- Your goal
Go through the records line by line and work out how many lines hold the word "this". Answer with the number only.

##### Data shown #####

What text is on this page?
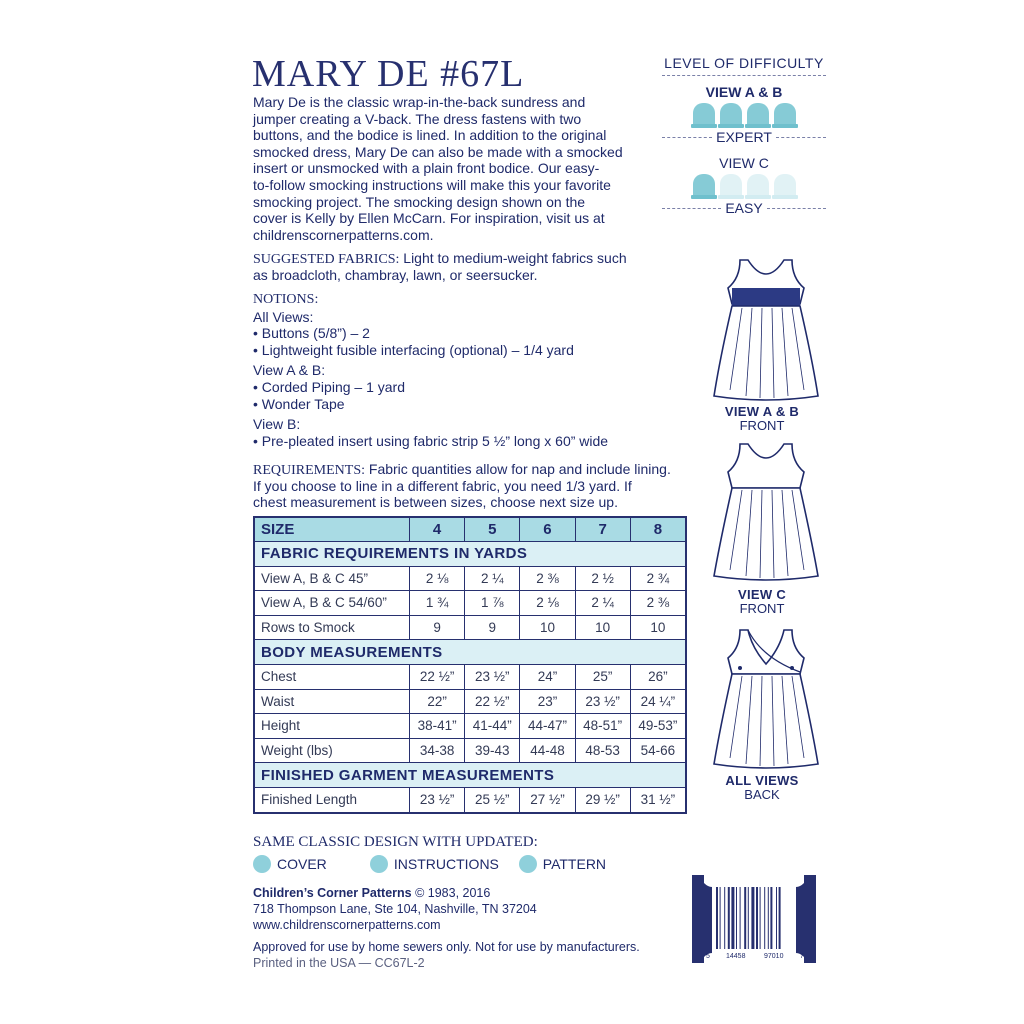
MARY DE #67L
Mary De is the classic wrap-in-the-back sundress and
jumper creating a V-back. The dress fastens with two
buttons, and the bodice is lined. In addition to the original
smocked dress, Mary De can also be made with a smocked
insert or unsmocked with a plain front bodice. Our easy-
to-follow smocking instructions will make this your favorite
smocking project. The smocking design shown on the
cover is Kelly by Ellen McCarn. For inspiration, visit us at
childrenscornerpatterns.com.
SUGGESTED FABRICS: Light to medium-weight fabrics such
as broadcloth, chambray, lawn, or seersucker.
NOTIONS:
All Views:
• Buttons (5/8”) – 2
• Lightweight fusible interfacing (optional) – 1/4 yard
View A & B:
• Corded Piping – 1 yard
• Wonder Tape
View B:
• Pre-pleated insert using fabric strip 5 ½” long x 60” wide
REQUIREMENTS: Fabric quantities allow for nap and include lining.
If you choose to line in a different fabric, you need 1/3 yard. If
chest measurement is between sizes, choose next size up.
SIZE	4	5	6	7	8
FABRIC REQUIREMENTS IN YARDS					
View A, B & C 45”	2 ⅛	2 ¼	2 ⅜	2 ½	2 ¾
View A, B & C 54/60”	1 ¾	1 ⅞	2 ⅛	2 ¼	2 ⅜
Rows to Smock	9	9	10	10	10
BODY MEASUREMENTS					
Chest	22 ½”	23 ½”	24”	25”	26”
Waist	22”	22 ½”	23”	23 ½”	24 ¼”
Height	38-41”	41-44”	44-47”	48-51”	49-53”
Weight (lbs)	34-38	39-43	44-48	48-53	54-66
FINISHED GARMENT MEASUREMENTS					
Finished Length	23 ½”	25 ½”	27 ½”	29 ½”	31 ½”
SAME CLASSIC DESIGN WITH UPDATED:
COVER	INSTRUCTIONS	PATTERN
Children’s Corner Patterns © 1983, 2016
718 Thompson Lane, Ste 104, Nashville, TN 37204
www.childrenscornerpatterns.com
Approved for use by home sewers only. Not for use by manufacturers.
Printed in the USA — CC67L-2
LEVEL OF DIFFICULTY
VIEW A & B
EXPERT
VIEW C
EASY
VIEW A & B
FRONT
VIEW C
FRONT
ALL VIEWS
BACK
5 14458	97010 7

#####

- Task answer
2